==== TASK INPUTS

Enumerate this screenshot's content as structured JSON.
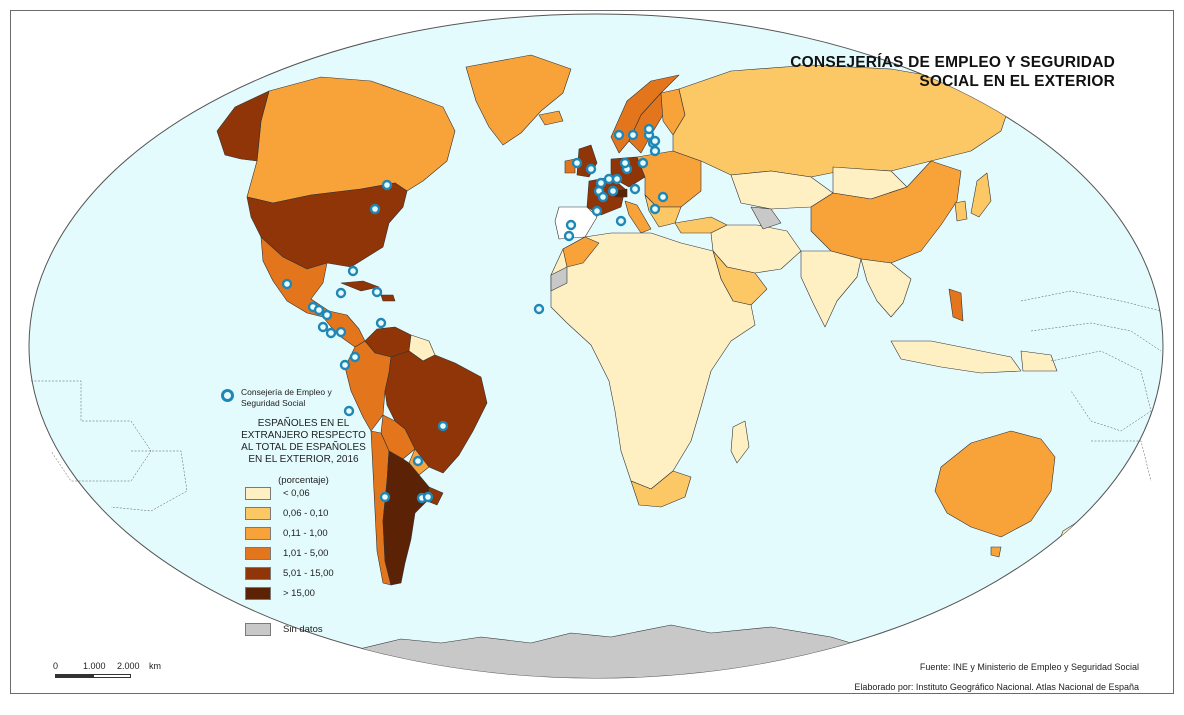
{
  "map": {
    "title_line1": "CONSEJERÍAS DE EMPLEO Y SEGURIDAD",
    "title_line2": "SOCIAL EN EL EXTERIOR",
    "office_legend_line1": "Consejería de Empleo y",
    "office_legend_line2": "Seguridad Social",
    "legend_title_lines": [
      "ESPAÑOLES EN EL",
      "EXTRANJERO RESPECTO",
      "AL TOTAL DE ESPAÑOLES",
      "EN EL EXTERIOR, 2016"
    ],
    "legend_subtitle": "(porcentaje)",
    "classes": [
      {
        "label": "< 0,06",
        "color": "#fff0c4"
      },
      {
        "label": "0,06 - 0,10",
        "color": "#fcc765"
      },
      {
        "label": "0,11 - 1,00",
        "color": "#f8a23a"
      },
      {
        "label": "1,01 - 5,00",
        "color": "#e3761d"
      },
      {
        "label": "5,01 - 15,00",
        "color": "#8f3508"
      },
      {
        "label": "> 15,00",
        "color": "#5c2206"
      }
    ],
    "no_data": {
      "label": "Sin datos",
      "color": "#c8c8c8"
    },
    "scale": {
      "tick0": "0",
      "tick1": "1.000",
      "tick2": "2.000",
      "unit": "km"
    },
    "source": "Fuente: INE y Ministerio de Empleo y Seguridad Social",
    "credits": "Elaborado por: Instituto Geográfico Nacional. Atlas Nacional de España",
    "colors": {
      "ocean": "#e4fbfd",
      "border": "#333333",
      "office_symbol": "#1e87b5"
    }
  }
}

========
==== TASK INPUTS

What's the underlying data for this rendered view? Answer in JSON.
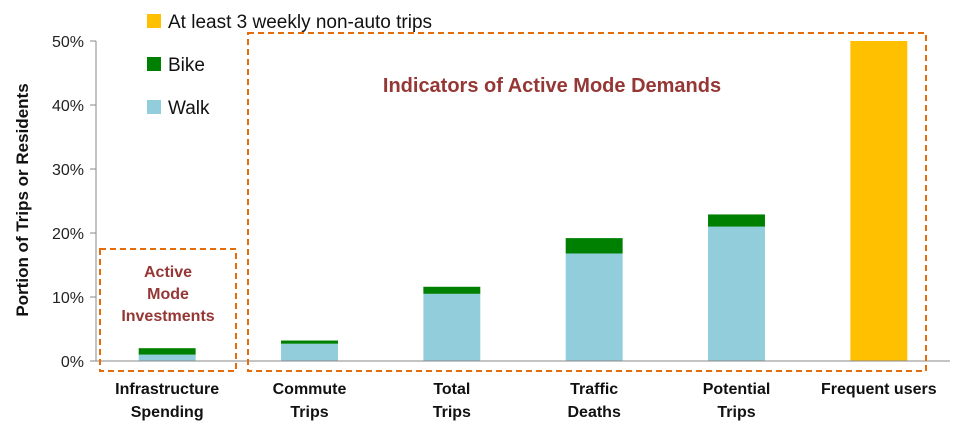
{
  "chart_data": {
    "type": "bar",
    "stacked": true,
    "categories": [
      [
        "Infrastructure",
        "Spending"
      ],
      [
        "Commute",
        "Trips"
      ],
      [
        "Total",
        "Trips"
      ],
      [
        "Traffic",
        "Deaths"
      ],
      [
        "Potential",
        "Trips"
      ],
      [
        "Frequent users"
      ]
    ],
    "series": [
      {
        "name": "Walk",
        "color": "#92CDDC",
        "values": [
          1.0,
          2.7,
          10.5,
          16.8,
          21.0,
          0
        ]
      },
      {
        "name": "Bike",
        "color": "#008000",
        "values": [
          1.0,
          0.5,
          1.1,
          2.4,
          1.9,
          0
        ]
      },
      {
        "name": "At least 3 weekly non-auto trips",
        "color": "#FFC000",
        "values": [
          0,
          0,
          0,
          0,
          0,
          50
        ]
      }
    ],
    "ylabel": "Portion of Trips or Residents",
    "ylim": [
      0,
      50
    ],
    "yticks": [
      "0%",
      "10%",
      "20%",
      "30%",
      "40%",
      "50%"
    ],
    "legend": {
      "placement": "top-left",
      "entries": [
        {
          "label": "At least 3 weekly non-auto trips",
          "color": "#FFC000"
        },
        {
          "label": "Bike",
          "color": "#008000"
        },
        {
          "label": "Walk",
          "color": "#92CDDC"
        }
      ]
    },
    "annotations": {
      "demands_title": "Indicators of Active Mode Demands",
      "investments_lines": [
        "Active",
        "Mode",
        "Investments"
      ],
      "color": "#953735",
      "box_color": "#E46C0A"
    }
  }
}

========
==== TASK INPUTS

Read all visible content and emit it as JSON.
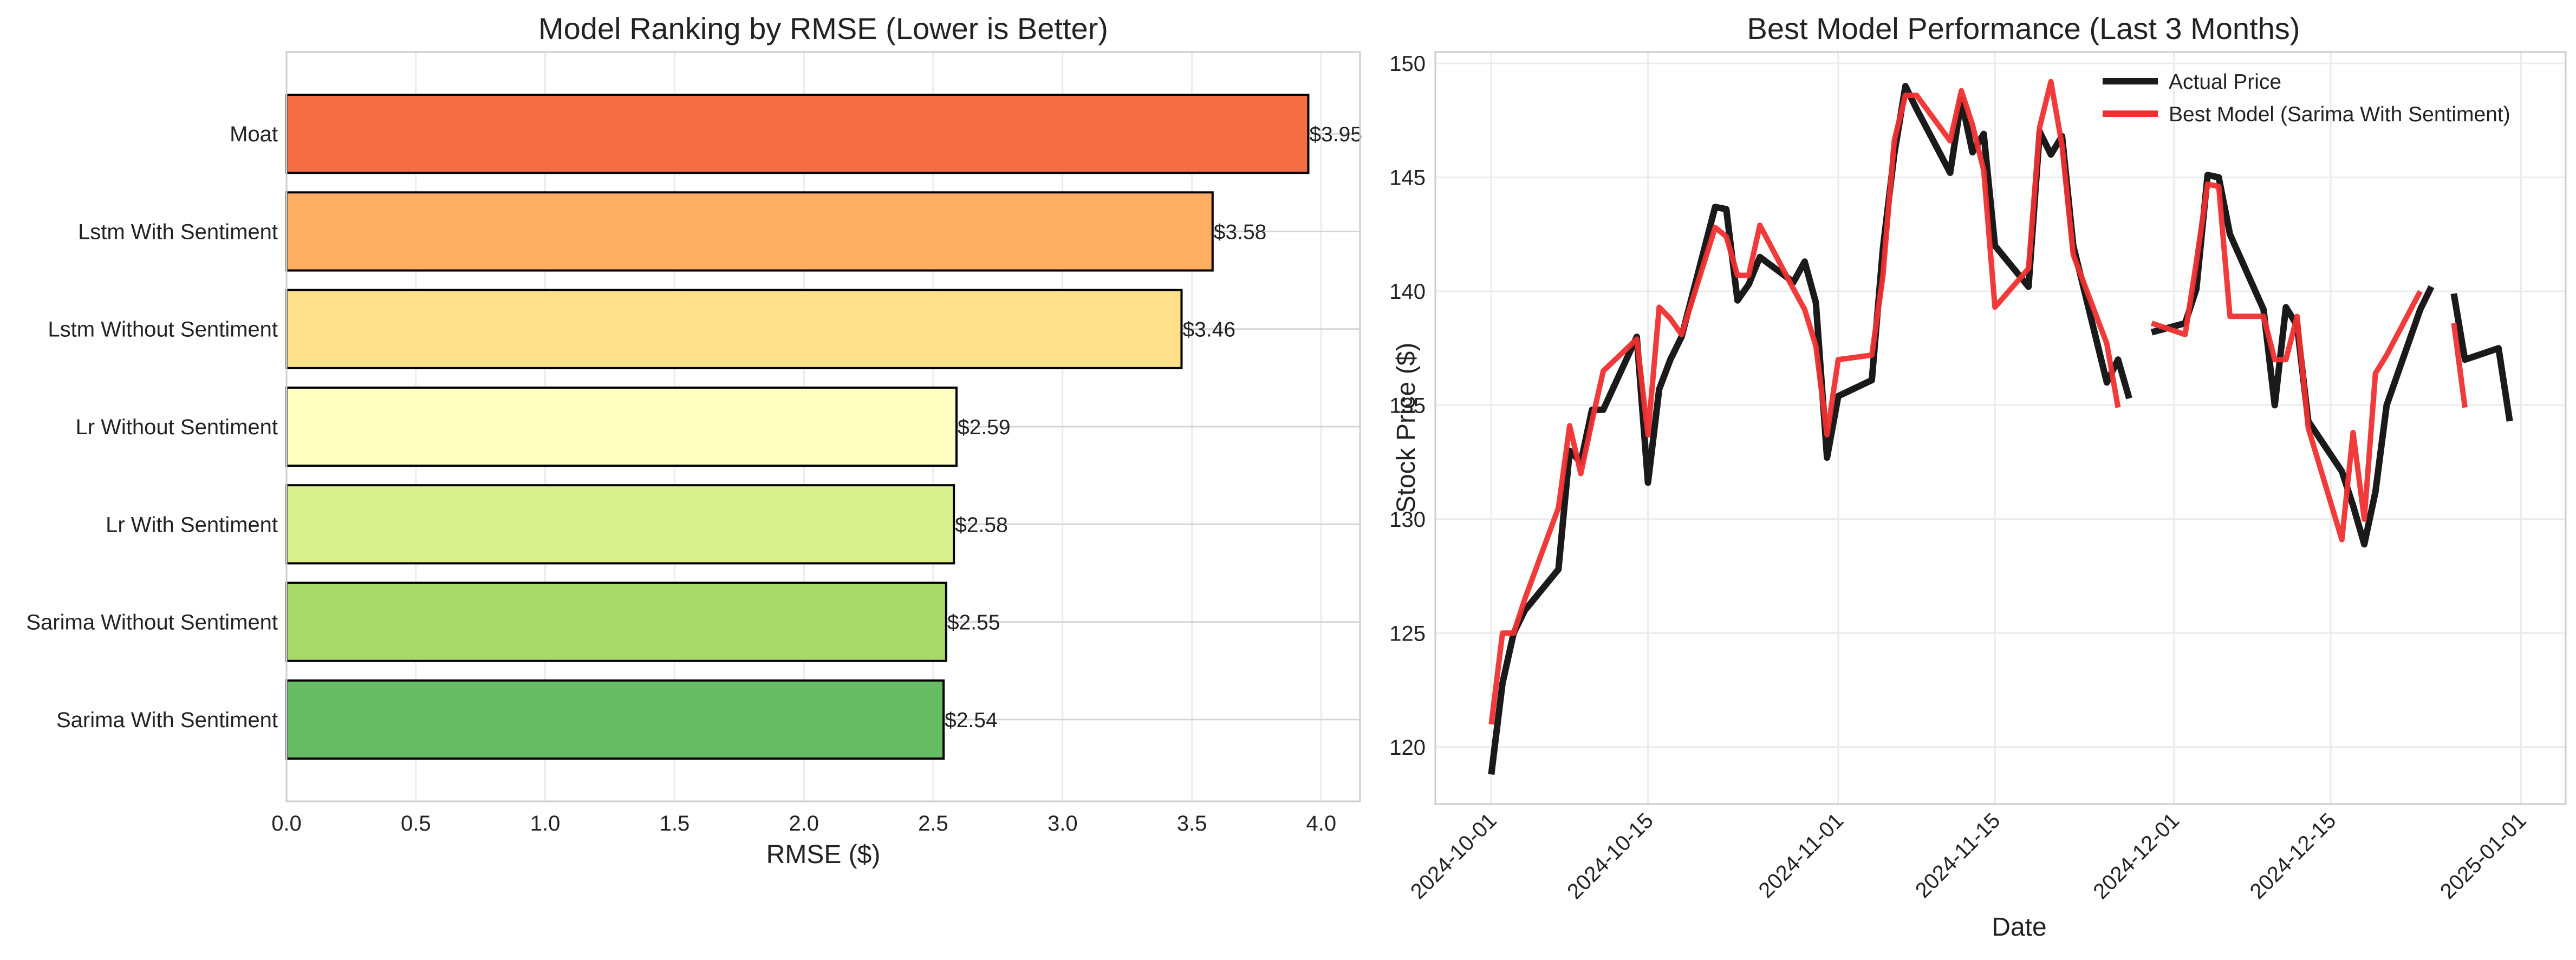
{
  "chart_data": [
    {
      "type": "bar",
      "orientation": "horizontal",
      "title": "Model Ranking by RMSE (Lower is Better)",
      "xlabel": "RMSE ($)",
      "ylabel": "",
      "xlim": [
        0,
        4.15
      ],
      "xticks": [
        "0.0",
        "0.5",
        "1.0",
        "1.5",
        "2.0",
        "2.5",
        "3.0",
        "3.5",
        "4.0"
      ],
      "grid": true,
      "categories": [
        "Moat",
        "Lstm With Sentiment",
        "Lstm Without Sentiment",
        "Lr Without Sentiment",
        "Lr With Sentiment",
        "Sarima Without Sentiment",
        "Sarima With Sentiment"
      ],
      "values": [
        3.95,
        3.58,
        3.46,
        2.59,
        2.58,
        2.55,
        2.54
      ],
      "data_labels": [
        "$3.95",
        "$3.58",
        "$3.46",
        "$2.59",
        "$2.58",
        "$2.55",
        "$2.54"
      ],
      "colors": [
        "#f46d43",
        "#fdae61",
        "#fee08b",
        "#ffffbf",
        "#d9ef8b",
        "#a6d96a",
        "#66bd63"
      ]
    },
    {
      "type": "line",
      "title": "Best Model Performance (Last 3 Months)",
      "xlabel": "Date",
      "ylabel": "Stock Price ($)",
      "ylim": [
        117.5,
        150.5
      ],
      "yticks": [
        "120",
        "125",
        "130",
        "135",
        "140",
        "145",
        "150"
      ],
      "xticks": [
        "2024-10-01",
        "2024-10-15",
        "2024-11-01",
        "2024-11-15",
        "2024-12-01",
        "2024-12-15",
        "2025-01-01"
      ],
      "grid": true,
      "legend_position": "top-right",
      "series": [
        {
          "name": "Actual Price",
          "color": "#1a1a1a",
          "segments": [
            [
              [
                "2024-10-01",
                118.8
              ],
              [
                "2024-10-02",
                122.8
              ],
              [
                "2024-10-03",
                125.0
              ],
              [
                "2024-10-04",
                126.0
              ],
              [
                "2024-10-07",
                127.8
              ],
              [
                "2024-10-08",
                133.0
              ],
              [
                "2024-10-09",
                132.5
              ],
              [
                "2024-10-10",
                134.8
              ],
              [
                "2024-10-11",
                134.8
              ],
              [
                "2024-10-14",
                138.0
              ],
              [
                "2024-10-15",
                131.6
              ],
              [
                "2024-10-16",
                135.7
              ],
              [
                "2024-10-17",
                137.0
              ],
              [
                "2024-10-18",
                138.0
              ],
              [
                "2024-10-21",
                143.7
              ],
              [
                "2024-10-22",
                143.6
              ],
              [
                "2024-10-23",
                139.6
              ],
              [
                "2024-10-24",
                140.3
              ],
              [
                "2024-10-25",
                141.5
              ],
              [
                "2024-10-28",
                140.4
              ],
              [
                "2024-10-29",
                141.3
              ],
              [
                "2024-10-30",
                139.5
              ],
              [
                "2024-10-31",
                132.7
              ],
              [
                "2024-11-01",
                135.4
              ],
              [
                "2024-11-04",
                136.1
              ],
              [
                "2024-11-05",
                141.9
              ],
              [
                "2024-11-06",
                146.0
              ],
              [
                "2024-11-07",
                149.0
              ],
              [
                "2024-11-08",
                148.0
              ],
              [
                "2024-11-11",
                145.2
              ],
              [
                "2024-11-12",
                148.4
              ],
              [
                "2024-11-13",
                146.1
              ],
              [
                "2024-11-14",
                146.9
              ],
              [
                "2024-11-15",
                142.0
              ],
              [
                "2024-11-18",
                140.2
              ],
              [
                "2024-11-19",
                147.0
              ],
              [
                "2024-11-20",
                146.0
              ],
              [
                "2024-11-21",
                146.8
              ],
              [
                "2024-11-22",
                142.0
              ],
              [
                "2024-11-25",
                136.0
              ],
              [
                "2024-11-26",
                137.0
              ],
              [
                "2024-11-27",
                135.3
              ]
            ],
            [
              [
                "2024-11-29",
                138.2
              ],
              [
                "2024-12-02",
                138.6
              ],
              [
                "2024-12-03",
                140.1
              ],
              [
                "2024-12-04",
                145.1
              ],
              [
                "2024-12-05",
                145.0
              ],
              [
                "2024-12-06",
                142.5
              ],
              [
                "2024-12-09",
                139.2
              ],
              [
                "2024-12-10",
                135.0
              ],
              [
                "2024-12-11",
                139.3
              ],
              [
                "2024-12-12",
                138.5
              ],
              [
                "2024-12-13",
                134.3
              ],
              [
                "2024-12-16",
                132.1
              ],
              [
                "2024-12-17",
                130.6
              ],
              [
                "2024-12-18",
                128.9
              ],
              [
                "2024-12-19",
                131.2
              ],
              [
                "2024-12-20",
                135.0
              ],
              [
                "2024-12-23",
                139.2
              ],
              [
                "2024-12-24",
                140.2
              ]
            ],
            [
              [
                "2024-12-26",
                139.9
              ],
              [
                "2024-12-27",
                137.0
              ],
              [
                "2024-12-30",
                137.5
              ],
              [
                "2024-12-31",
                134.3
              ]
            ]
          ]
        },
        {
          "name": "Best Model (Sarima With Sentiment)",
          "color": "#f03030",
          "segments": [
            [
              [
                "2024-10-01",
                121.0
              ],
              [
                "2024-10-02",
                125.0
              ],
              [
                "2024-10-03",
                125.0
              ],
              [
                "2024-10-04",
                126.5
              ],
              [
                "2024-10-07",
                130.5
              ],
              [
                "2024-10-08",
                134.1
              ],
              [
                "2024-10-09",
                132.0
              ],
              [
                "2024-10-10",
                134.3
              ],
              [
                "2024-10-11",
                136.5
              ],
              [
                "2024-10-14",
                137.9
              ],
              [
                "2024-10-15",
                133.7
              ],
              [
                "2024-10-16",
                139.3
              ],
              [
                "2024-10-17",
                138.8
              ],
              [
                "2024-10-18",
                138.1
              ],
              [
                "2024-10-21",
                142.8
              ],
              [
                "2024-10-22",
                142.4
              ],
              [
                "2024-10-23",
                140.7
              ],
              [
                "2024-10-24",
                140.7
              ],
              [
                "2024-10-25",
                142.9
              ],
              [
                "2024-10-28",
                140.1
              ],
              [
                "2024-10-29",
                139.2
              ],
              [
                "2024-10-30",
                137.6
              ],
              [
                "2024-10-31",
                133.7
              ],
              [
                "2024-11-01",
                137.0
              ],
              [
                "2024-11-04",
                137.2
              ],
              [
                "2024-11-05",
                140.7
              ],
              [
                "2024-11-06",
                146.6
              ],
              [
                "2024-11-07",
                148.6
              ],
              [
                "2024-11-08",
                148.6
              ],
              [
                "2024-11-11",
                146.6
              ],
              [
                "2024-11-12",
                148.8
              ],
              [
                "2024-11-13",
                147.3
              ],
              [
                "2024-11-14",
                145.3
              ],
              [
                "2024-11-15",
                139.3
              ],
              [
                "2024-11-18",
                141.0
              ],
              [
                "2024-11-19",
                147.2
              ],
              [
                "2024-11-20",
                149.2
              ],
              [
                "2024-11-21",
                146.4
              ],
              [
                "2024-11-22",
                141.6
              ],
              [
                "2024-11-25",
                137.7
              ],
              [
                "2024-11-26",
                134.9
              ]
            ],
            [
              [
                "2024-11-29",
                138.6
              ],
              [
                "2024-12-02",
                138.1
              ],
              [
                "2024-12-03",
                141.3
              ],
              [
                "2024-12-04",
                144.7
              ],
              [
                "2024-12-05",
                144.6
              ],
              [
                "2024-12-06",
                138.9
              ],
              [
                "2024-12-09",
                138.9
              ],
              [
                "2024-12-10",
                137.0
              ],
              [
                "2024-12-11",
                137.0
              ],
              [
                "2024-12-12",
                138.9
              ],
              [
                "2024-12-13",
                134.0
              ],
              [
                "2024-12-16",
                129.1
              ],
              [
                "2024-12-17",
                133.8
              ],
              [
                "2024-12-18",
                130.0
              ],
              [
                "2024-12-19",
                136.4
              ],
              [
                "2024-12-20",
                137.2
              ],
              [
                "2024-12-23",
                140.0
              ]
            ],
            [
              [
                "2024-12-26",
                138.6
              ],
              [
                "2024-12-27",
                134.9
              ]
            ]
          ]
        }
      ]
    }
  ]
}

========

- GOAL OF THE EXERCISE
Of the lines in this listing, how many contain "name"? Reply with the number and nothing more.

- RESULT OF THE EXERCISE
5